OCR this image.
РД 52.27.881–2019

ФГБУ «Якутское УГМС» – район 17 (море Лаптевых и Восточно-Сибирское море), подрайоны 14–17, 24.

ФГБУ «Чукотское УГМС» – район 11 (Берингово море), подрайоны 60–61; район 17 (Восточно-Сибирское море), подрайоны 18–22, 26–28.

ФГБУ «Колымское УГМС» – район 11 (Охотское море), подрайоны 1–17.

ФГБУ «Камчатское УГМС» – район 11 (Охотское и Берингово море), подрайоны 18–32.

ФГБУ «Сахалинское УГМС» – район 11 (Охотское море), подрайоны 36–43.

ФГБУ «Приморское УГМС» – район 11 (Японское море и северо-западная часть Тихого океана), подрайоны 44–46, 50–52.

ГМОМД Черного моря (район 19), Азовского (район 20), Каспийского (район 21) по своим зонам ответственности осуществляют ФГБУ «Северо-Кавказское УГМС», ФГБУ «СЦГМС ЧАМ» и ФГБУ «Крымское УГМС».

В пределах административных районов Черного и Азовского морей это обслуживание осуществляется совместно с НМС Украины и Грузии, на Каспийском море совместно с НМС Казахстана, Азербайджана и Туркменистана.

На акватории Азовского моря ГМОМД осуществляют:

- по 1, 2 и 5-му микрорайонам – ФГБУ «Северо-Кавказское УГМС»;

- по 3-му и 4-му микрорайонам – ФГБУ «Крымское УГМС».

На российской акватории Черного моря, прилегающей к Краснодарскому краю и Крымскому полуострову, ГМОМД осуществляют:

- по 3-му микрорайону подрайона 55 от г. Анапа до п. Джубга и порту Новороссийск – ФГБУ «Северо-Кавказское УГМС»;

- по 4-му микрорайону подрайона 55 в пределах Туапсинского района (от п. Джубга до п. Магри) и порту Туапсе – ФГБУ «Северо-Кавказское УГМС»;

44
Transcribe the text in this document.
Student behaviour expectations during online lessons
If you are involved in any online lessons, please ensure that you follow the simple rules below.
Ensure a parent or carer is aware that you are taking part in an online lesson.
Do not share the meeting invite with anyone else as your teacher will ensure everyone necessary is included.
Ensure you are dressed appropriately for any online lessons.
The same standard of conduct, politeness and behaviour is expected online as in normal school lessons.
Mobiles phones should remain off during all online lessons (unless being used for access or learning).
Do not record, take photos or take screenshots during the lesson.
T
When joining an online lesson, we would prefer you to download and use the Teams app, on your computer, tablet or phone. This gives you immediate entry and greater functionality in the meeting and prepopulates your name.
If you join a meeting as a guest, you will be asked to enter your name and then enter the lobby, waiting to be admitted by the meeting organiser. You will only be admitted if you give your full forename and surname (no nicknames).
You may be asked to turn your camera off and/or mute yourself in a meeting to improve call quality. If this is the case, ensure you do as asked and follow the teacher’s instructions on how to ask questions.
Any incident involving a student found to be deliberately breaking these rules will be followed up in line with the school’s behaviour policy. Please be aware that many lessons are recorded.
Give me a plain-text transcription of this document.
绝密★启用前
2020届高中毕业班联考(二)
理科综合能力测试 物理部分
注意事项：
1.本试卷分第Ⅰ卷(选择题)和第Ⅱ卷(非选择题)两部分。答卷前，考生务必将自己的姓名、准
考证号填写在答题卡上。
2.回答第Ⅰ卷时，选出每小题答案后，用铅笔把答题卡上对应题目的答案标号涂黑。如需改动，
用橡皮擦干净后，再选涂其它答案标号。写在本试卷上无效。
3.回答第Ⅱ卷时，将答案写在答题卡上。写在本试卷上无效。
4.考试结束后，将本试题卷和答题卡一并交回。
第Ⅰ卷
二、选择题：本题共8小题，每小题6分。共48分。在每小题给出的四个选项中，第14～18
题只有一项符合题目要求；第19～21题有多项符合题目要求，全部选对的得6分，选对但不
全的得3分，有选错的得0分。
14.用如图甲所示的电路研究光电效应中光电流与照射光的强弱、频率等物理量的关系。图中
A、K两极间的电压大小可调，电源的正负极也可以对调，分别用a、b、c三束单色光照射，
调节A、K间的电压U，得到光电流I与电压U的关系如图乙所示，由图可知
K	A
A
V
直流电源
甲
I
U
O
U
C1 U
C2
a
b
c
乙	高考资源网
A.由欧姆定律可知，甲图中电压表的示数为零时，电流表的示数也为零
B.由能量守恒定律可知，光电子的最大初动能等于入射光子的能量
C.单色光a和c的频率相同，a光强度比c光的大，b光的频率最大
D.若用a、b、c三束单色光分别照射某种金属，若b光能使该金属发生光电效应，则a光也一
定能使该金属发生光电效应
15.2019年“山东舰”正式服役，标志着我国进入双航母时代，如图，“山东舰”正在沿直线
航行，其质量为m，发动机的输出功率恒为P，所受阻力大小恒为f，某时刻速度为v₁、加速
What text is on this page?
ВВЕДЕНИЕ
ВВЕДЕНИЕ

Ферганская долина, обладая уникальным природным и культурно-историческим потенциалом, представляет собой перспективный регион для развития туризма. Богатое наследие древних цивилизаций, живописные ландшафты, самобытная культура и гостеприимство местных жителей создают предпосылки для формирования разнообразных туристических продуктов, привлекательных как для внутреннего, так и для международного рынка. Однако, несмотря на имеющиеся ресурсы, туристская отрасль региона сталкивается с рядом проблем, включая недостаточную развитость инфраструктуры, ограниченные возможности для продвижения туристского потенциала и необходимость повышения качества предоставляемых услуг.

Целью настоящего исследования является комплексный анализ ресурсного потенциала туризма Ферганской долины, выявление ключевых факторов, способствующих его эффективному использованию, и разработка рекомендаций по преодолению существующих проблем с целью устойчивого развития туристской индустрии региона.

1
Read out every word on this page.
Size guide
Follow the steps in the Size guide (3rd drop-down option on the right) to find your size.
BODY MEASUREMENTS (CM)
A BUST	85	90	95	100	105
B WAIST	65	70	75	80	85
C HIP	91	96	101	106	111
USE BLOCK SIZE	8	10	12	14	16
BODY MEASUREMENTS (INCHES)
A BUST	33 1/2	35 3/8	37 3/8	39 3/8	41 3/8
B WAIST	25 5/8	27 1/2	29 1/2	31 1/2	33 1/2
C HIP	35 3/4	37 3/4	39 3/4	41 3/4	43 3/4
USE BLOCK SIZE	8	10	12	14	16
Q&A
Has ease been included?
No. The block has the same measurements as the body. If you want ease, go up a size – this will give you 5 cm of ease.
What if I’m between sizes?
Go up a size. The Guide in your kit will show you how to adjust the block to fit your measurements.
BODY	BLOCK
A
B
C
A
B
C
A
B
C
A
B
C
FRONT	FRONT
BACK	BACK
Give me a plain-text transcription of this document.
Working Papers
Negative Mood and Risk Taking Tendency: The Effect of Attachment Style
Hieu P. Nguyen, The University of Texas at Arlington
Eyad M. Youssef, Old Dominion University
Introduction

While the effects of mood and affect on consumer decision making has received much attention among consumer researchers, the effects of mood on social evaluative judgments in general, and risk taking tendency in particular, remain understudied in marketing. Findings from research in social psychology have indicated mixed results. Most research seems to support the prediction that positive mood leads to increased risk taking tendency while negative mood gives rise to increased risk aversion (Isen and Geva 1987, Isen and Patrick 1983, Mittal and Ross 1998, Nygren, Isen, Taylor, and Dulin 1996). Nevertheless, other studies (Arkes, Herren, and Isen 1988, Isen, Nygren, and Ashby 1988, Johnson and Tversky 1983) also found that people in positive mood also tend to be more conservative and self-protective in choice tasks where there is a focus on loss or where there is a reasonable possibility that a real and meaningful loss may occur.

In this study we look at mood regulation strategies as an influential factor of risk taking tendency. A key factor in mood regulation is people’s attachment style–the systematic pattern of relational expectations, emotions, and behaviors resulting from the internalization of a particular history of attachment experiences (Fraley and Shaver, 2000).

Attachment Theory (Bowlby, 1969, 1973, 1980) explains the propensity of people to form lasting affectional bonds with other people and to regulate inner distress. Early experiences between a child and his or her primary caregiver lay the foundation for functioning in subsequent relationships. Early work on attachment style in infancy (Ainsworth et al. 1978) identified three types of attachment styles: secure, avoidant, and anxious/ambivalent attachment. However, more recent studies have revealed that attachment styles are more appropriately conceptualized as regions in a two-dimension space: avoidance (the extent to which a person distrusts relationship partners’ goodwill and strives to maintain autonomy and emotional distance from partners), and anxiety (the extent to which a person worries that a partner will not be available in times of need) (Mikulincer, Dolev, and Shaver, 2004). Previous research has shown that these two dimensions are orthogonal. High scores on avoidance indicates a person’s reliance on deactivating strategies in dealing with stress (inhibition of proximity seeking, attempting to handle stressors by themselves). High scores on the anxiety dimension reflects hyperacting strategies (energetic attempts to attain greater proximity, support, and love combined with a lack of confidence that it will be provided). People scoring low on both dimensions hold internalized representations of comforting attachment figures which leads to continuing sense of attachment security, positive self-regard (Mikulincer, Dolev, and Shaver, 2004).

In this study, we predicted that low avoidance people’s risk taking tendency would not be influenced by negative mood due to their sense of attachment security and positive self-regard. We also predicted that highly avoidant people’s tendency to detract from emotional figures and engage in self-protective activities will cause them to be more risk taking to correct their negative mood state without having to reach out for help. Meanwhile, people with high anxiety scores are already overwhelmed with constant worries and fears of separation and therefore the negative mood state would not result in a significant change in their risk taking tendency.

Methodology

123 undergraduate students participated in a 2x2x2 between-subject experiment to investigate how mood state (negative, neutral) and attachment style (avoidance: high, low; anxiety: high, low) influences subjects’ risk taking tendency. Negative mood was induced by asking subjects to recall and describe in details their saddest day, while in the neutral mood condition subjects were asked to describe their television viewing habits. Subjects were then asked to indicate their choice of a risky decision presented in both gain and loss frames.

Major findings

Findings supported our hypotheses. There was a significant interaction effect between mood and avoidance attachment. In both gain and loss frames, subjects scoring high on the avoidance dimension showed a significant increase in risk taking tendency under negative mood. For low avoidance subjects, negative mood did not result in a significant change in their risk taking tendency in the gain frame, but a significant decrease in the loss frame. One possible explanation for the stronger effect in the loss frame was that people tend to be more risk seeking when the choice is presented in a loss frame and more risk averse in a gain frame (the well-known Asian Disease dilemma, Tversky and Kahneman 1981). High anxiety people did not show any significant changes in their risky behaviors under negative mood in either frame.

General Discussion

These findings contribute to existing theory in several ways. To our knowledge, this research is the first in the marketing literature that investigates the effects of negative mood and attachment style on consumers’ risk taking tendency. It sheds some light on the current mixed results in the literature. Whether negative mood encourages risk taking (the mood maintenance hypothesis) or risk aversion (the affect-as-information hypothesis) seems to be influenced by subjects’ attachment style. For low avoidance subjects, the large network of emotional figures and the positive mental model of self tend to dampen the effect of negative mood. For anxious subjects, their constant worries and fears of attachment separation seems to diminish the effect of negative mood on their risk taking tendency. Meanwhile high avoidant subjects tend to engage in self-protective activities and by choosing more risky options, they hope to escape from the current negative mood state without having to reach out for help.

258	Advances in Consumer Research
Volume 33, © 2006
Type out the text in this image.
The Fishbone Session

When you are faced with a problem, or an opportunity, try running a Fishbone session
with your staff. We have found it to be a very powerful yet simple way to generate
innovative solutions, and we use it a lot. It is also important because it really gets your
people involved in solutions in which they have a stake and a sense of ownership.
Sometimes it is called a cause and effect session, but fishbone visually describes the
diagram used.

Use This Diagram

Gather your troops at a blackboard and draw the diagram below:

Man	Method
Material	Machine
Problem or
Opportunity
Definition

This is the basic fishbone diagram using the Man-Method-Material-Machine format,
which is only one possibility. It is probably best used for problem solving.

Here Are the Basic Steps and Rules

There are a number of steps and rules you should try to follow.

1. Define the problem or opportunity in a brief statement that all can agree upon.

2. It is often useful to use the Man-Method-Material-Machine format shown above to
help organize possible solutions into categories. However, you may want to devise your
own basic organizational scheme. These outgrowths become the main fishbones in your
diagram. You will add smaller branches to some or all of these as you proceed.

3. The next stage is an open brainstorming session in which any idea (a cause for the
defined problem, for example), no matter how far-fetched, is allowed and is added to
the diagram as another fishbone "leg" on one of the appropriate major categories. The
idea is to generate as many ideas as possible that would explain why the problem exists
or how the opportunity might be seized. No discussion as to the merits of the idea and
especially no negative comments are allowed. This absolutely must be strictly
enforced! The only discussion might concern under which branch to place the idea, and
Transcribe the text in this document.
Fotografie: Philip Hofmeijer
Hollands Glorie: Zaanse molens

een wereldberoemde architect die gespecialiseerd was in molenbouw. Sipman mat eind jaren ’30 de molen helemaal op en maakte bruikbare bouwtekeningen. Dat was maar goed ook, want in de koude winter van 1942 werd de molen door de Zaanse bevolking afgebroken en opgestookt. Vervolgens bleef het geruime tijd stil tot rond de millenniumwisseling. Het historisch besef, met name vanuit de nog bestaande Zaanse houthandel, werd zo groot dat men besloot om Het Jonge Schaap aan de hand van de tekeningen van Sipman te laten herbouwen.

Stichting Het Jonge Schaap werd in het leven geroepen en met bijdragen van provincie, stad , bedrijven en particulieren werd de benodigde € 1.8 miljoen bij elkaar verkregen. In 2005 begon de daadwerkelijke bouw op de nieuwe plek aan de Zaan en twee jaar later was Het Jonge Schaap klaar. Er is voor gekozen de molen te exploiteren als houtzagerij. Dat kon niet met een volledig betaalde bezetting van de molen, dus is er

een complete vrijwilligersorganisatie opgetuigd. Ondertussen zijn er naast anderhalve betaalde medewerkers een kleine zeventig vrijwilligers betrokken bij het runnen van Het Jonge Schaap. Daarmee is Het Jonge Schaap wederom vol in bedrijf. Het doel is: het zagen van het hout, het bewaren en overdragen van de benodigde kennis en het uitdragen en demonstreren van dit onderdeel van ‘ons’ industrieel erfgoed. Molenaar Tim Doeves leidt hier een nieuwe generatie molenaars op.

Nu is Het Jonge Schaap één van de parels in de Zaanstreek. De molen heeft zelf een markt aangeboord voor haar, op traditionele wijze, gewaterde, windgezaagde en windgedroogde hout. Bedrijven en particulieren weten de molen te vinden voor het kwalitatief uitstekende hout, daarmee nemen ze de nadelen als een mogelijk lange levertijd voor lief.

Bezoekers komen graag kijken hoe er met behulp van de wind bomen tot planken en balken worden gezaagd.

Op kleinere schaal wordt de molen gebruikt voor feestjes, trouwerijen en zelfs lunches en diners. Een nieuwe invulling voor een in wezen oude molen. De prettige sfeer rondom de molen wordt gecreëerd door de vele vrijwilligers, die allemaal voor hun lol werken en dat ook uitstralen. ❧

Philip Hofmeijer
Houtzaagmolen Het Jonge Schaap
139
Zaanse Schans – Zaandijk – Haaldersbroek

— TASK OBJECTIVE —
Extract every line that has the string "BUST" in it.

— OUTPUT FOR THIS TASK —
A BUST	85	90	95	100	105
A BUST	33 1/2	35 3/8	37 3/8	39 3/8	41 3/8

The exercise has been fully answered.